◆ GIVEN TASK: Print all the records exactly, please.

▼

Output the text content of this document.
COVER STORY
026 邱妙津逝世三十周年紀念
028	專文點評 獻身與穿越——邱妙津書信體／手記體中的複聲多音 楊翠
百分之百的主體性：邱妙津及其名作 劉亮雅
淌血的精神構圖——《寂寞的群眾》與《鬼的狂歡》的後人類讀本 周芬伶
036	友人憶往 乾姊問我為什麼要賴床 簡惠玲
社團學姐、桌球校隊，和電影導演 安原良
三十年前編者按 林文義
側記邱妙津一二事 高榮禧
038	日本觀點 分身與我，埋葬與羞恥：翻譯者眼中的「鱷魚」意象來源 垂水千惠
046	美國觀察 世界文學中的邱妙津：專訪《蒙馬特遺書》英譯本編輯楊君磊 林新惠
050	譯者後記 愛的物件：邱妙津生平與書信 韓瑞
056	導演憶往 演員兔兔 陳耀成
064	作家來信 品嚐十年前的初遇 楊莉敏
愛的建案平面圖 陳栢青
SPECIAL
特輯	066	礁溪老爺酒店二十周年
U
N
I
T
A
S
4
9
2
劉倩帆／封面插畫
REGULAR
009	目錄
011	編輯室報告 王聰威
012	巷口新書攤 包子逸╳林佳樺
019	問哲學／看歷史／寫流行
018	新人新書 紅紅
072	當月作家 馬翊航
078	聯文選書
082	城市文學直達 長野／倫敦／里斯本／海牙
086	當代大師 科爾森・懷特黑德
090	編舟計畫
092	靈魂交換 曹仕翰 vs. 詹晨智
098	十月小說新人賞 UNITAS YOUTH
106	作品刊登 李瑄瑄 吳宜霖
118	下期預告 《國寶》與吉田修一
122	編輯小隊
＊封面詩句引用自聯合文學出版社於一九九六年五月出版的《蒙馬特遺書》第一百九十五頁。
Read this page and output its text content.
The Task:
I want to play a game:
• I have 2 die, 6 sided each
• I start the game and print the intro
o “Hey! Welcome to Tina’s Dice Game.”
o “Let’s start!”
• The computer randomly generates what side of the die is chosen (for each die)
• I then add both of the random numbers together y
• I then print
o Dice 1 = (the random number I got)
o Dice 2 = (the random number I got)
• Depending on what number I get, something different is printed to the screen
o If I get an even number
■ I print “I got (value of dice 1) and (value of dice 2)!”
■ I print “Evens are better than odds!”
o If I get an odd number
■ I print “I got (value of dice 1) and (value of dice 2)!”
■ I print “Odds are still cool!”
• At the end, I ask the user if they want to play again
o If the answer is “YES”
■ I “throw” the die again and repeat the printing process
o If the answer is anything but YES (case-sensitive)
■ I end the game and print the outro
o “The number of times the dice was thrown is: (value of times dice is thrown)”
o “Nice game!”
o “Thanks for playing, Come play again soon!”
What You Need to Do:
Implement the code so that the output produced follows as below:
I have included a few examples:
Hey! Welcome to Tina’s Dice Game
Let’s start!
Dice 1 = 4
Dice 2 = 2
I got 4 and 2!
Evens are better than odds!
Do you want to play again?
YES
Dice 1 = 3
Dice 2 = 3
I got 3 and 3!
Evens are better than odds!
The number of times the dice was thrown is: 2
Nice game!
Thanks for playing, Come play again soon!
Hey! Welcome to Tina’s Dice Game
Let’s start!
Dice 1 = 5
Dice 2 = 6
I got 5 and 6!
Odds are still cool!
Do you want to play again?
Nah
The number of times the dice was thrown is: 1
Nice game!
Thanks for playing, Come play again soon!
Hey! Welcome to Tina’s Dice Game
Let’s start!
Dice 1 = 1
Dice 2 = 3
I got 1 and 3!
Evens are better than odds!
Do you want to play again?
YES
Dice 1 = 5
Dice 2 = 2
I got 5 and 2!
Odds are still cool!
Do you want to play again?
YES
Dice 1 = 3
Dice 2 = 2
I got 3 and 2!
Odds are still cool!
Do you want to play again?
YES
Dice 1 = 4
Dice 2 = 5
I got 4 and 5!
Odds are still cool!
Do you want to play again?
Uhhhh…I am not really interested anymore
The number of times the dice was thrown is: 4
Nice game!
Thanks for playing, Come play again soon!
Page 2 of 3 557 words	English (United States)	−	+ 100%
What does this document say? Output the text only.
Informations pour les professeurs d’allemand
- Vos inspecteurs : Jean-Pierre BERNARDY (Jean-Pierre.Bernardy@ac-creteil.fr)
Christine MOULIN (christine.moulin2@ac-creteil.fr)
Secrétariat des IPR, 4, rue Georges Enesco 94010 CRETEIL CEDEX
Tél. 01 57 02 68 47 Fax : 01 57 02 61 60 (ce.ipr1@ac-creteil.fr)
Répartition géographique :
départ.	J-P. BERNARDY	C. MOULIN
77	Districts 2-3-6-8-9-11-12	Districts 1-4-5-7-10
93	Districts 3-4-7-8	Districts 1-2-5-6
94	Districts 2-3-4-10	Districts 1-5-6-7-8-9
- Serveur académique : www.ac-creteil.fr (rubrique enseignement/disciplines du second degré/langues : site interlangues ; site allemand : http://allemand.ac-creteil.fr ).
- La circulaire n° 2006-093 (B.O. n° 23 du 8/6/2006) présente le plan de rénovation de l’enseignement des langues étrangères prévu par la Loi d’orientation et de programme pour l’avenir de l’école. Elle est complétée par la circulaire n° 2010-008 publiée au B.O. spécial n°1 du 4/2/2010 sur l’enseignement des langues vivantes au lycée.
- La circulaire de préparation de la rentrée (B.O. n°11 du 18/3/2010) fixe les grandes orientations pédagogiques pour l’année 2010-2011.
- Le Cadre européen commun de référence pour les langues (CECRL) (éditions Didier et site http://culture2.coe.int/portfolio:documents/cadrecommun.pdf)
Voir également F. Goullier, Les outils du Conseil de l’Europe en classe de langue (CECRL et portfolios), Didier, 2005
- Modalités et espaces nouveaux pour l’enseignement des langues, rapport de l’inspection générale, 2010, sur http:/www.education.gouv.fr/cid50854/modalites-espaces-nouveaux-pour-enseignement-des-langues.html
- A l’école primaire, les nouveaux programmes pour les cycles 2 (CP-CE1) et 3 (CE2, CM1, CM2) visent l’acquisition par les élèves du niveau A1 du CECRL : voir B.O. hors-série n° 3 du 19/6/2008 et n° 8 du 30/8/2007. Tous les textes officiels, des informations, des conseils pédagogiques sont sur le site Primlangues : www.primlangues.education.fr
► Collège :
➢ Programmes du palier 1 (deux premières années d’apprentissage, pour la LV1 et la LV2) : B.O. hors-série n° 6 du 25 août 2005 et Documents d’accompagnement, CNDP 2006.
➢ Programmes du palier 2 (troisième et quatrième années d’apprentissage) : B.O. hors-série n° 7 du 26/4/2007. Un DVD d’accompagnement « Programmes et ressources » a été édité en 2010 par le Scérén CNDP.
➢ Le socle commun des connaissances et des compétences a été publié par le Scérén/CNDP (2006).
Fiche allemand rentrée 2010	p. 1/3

▲

◆ WRITTEN SOLUTION:
Output the text content of this document.
COVER STORY
026 邱妙津逝世三十周年紀念
028	專文點評 獻身與穿越——邱妙津書信體／手記體中的複聲多音 楊翠
百分之百的主體性：邱妙津及其名作 劉亮雅
淌血的精神構圖——《寂寞的群眾》與《鬼的狂歡》的後人類讀本 周芬伶
036	友人憶往 乾姊問我為什麼要賴床 簡惠玲
社團學姐、桌球校隊，和電影導演 安原良
三十年前編者按 林文義
側記邱妙津一二事 高榮禧
038	日本觀點 分身與我，埋葬與羞恥：翻譯者眼中的「鱷魚」意象來源 垂水千惠
046	美國觀察 世界文學中的邱妙津：專訪《蒙馬特遺書》英譯本編輯楊君磊 林新惠
050	譯者後記 愛的物件：邱妙津生平與書信 韓瑞
056	導演憶往 演員兔兔 陳耀成
064	作家來信 品嚐十年前的初遇 楊莉敏
愛的建案平面圖 陳栢青
SPECIAL
特輯	066	礁溪老爺酒店二十周年
U
N
I
T
A
S
4
9
2
劉倩帆／封面插畫
REGULAR
009	目錄
011	編輯室報告 王聰威
012	巷口新書攤 包子逸╳林佳樺
019	問哲學／看歷史／寫流行
018	新人新書 紅紅
072	當月作家 馬翊航
078	聯文選書
082	城市文學直達 長野／倫敦／里斯本／海牙
086	當代大師 科爾森・懷特黑德
090	編舟計畫
092	靈魂交換 曹仕翰 vs. 詹晨智
098	十月小說新人賞 UNITAS YOUTH
106	作品刊登 李瑄瑄 吳宜霖
118	下期預告 《國寶》與吉田修一
122	編輯小隊
＊封面詩句引用自聯合文學出版社於一九九六年五月出版的《蒙馬特遺書》第一百九十五頁。
Read this page and output its text content.
The Task:
I want to play a game:
• I have 2 die, 6 sided each
• I start the game and print the intro
o “Hey! Welcome to Tina’s Dice Game.”
o “Let’s start!”
• The computer randomly generates what side of the die is chosen (for each die)
• I then add both of the random numbers together y
• I then print
o Dice 1 = (the random number I got)
o Dice 2 = (the random number I got)
• Depending on what number I get, something different is printed to the screen
o If I get an even number
■ I print “I got (value of dice 1) and (value of dice 2)!”
■ I print “Evens are better than odds!”
o If I get an odd number
■ I print “I got (value of dice 1) and (value of dice 2)!”
■ I print “Odds are still cool!”
• At the end, I ask the user if they want to play again
o If the answer is “YES”
■ I “throw” the die again and repeat the printing process
o If the answer is anything but YES (case-sensitive)
■ I end the game and print the outro
o “The number of times the dice was thrown is: (value of times dice is thrown)”
o “Nice game!”
o “Thanks for playing, Come play again soon!”
What You Need to Do:
Implement the code so that the output produced follows as below:
I have included a few examples:
Hey! Welcome to Tina’s Dice Game
Let’s start!
Dice 1 = 4
Dice 2 = 2
I got 4 and 2!
Evens are better than odds!
Do you want to play again?
YES
Dice 1 = 3
Dice 2 = 3
I got 3 and 3!
Evens are better than odds!
The number of times the dice was thrown is: 2
Nice game!
Thanks for playing, Come play again soon!
Hey! Welcome to Tina’s Dice Game
Let’s start!
Dice 1 = 5
Dice 2 = 6
I got 5 and 6!
Odds are still cool!
Do you want to play again?
Nah
The number of times the dice was thrown is: 1
Nice game!
Thanks for playing, Come play again soon!
Hey! Welcome to Tina’s Dice Game
Let’s start!
Dice 1 = 1
Dice 2 = 3
I got 1 and 3!
Evens are better than odds!
Do you want to play again?
YES
Dice 1 = 5
Dice 2 = 2
I got 5 and 2!
Odds are still cool!
Do you want to play again?
YES
Dice 1 = 3
Dice 2 = 2
I got 3 and 2!
Odds are still cool!
Do you want to play again?
YES
Dice 1 = 4
Dice 2 = 5
I got 4 and 5!
Odds are still cool!
Do you want to play again?
Uhhhh…I am not really interested anymore
The number of times the dice was thrown is: 4
Nice game!
Thanks for playing, Come play again soon!
Page 2 of 3 557 words	English (United States)	−	+ 100%
What does this document say? Output the text only.
Informations pour les professeurs d’allemand
- Vos inspecteurs : Jean-Pierre BERNARDY (Jean-Pierre.Bernardy@ac-creteil.fr)
Christine MOULIN (christine.moulin2@ac-creteil.fr)
Secrétariat des IPR, 4, rue Georges Enesco 94010 CRETEIL CEDEX
Tél. 01 57 02 68 47 Fax : 01 57 02 61 60 (ce.ipr1@ac-creteil.fr)
Répartition géographique :
départ.	J-P. BERNARDY	C. MOULIN
77	Districts 2-3-6-8-9-11-12	Districts 1-4-5-7-10
93	Districts 3-4-7-8	Districts 1-2-5-6
94	Districts 2-3-4-10	Districts 1-5-6-7-8-9
- Serveur académique : www.ac-creteil.fr (rubrique enseignement/disciplines du second degré/langues : site interlangues ; site allemand : http://allemand.ac-creteil.fr ).
- La circulaire n° 2006-093 (B.O. n° 23 du 8/6/2006) présente le plan de rénovation de l’enseignement des langues étrangères prévu par la Loi d’orientation et de programme pour l’avenir de l’école. Elle est complétée par la circulaire n° 2010-008 publiée au B.O. spécial n°1 du 4/2/2010 sur l’enseignement des langues vivantes au lycée.
- La circulaire de préparation de la rentrée (B.O. n°11 du 18/3/2010) fixe les grandes orientations pédagogiques pour l’année 2010-2011.
- Le Cadre européen commun de référence pour les langues (CECRL) (éditions Didier et site http://culture2.coe.int/portfolio:documents/cadrecommun.pdf)
Voir également F. Goullier, Les outils du Conseil de l’Europe en classe de langue (CECRL et portfolios), Didier, 2005
- Modalités et espaces nouveaux pour l’enseignement des langues, rapport de l’inspection générale, 2010, sur http:/www.education.gouv.fr/cid50854/modalites-espaces-nouveaux-pour-enseignement-des-langues.html
- A l’école primaire, les nouveaux programmes pour les cycles 2 (CP-CE1) et 3 (CE2, CM1, CM2) visent l’acquisition par les élèves du niveau A1 du CECRL : voir B.O. hors-série n° 3 du 19/6/2008 et n° 8 du 30/8/2007. Tous les textes officiels, des informations, des conseils pédagogiques sont sur le site Primlangues : www.primlangues.education.fr
► Collège :
➢ Programmes du palier 1 (deux premières années d’apprentissage, pour la LV1 et la LV2) : B.O. hors-série n° 6 du 25 août 2005 et Documents d’accompagnement, CNDP 2006.
➢ Programmes du palier 2 (troisième et quatrième années d’apprentissage) : B.O. hors-série n° 7 du 26/4/2007. Un DVD d’accompagnement « Programmes et ressources » a été édité en 2010 par le Scérén CNDP.
➢ Le socle commun des connaissances et des compétences a été publié par le Scérén/CNDP (2006).
Fiche allemand rentrée 2010	p. 1/3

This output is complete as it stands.